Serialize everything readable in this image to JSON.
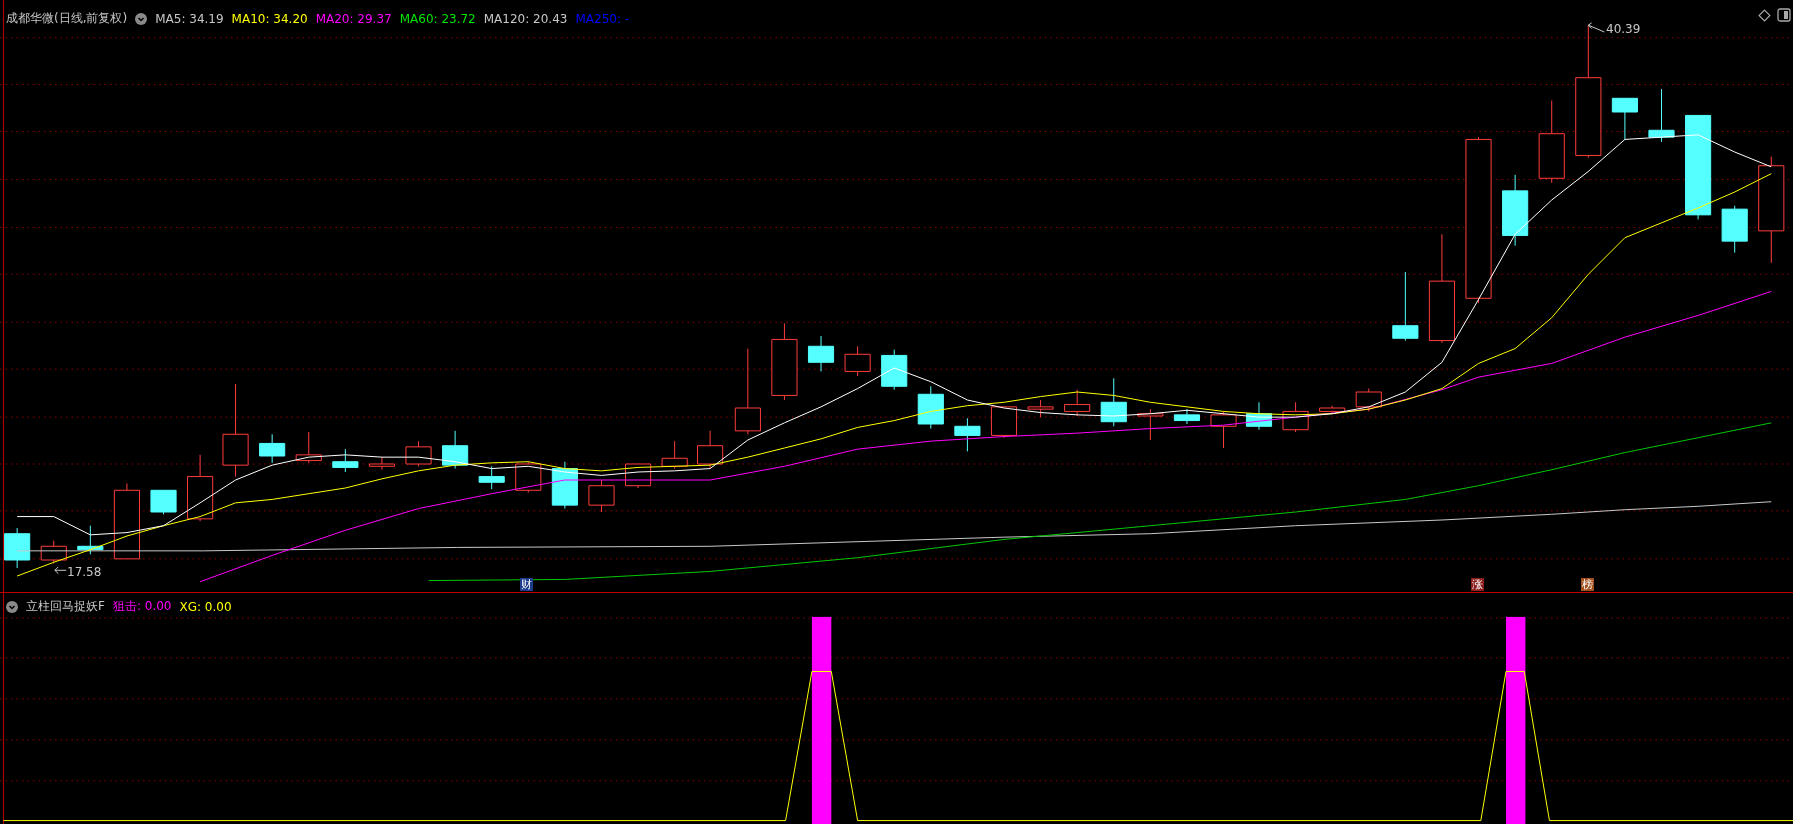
{
  "main_chart": {
    "title": "成都华微(日线,前复权)",
    "indicators": [
      {
        "label": "MA5: 34.19",
        "color": "#c8c8c8"
      },
      {
        "label": "MA10: 34.20",
        "color": "#ffff00"
      },
      {
        "label": "MA20: 29.37",
        "color": "#ff00ff"
      },
      {
        "label": "MA60: 23.72",
        "color": "#00e600"
      },
      {
        "label": "MA120: 20.43",
        "color": "#c8c8c8"
      },
      {
        "label": "MA250: -",
        "color": "#0000ff"
      }
    ],
    "high_label": "40.39",
    "low_label": "17.58",
    "event_markers": [
      {
        "label": "财",
        "color": "#1e3c8c"
      },
      {
        "label": "涨",
        "color": "#8c1e1e"
      },
      {
        "label": "榜",
        "color": "#a0501e"
      }
    ]
  },
  "indicator_chart": {
    "title": "立柱回马捉妖F",
    "values": [
      {
        "label": "狙击: 0.00",
        "color": "#ff00ff"
      },
      {
        "label": "XG: 0.00",
        "color": "#ffff00"
      }
    ]
  }
}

→ **Direction**:
Check each line in the records for the word "color" and say how many have it, with nothing else.

→ **Task answer**:
11